Items from a dataset:
--
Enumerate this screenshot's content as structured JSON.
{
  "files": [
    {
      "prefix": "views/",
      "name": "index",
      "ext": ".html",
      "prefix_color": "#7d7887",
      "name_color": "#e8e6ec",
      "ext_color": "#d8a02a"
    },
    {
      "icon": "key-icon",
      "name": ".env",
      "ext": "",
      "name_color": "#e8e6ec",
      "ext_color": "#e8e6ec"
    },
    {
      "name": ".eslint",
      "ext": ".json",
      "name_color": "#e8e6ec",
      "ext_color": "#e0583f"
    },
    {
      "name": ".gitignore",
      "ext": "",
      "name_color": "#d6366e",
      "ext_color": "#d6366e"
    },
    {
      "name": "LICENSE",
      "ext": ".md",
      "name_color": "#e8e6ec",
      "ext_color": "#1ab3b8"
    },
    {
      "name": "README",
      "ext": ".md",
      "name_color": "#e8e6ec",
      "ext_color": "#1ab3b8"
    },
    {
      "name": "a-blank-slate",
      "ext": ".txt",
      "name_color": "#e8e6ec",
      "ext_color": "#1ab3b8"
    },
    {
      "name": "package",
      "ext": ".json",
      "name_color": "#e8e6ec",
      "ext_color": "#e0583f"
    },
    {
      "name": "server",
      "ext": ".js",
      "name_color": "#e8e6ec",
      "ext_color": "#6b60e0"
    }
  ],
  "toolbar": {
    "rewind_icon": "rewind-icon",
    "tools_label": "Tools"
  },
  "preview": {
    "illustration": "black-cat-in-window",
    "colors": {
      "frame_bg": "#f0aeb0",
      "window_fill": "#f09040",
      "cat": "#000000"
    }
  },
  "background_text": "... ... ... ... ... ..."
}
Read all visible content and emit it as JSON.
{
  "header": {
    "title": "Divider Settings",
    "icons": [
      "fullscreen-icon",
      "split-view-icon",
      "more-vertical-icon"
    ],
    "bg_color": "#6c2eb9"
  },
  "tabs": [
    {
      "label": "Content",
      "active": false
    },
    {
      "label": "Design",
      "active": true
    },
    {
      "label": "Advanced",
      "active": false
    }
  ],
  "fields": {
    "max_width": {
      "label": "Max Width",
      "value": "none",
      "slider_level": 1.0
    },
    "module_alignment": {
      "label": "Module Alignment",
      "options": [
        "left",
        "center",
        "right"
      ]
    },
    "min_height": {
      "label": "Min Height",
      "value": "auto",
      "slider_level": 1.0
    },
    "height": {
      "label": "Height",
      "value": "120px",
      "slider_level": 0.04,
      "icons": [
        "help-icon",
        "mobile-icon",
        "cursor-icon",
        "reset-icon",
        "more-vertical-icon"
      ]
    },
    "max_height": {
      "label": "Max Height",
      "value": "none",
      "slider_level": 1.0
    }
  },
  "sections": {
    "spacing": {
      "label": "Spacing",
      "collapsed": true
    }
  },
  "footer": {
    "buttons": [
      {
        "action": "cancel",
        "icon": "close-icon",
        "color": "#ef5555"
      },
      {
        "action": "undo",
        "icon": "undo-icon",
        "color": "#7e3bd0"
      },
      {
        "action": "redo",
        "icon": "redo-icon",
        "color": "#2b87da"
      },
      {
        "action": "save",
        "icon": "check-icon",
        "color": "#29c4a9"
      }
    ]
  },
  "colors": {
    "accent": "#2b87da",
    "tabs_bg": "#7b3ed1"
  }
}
--
PROBLEM: Repeat the records above exactly as they appear.

ANSWER TO THIS TASK:
Enumerate this screenshot's content as structured JSON.
{
  "files": [
    {
      "prefix": "views/",
      "name": "index",
      "ext": ".html",
      "prefix_color": "#7d7887",
      "name_color": "#e8e6ec",
      "ext_color": "#d8a02a"
    },
    {
      "icon": "key-icon",
      "name": ".env",
      "ext": "",
      "name_color": "#e8e6ec",
      "ext_color": "#e8e6ec"
    },
    {
      "name": ".eslint",
      "ext": ".json",
      "name_color": "#e8e6ec",
      "ext_color": "#e0583f"
    },
    {
      "name": ".gitignore",
      "ext": "",
      "name_color": "#d6366e",
      "ext_color": "#d6366e"
    },
    {
      "name": "LICENSE",
      "ext": ".md",
      "name_color": "#e8e6ec",
      "ext_color": "#1ab3b8"
    },
    {
      "name": "README",
      "ext": ".md",
      "name_color": "#e8e6ec",
      "ext_color": "#1ab3b8"
    },
    {
      "name": "a-blank-slate",
      "ext": ".txt",
      "name_color": "#e8e6ec",
      "ext_color": "#1ab3b8"
    },
    {
      "name": "package",
      "ext": ".json",
      "name_color": "#e8e6ec",
      "ext_color": "#e0583f"
    },
    {
      "name": "server",
      "ext": ".js",
      "name_color": "#e8e6ec",
      "ext_color": "#6b60e0"
    }
  ],
  "toolbar": {
    "rewind_icon": "rewind-icon",
    "tools_label": "Tools"
  },
  "preview": {
    "illustration": "black-cat-in-window",
    "colors": {
      "frame_bg": "#f0aeb0",
      "window_fill": "#f09040",
      "cat": "#000000"
    }
  },
  "background_text": "... ... ... ... ... ..."
}
Read all visible content and emit it as JSON.
{
  "header": {
    "title": "Divider Settings",
    "icons": [
      "fullscreen-icon",
      "split-view-icon",
      "more-vertical-icon"
    ],
    "bg_color": "#6c2eb9"
  },
  "tabs": [
    {
      "label": "Content",
      "active": false
    },
    {
      "label": "Design",
      "active": true
    },
    {
      "label": "Advanced",
      "active": false
    }
  ],
  "fields": {
    "max_width": {
      "label": "Max Width",
      "value": "none",
      "slider_level": 1.0
    },
    "module_alignment": {
      "label": "Module Alignment",
      "options": [
        "left",
        "center",
        "right"
      ]
    },
    "min_height": {
      "label": "Min Height",
      "value": "auto",
      "slider_level": 1.0
    },
    "height": {
      "label": "Height",
      "value": "120px",
      "slider_level": 0.04,
      "icons": [
        "help-icon",
        "mobile-icon",
        "cursor-icon",
        "reset-icon",
        "more-vertical-icon"
      ]
    },
    "max_height": {
      "label": "Max Height",
      "value": "none",
      "slider_level": 1.0
    }
  },
  "sections": {
    "spacing": {
      "label": "Spacing",
      "collapsed": true
    }
  },
  "footer": {
    "buttons": [
      {
        "action": "cancel",
        "icon": "close-icon",
        "color": "#ef5555"
      },
      {
        "action": "undo",
        "icon": "undo-icon",
        "color": "#7e3bd0"
      },
      {
        "action": "redo",
        "icon": "redo-icon",
        "color": "#2b87da"
      },
      {
        "action": "save",
        "icon": "check-icon",
        "color": "#29c4a9"
      }
    ]
  },
  "colors": {
    "accent": "#2b87da",
    "tabs_bg": "#7b3ed1"
  }
}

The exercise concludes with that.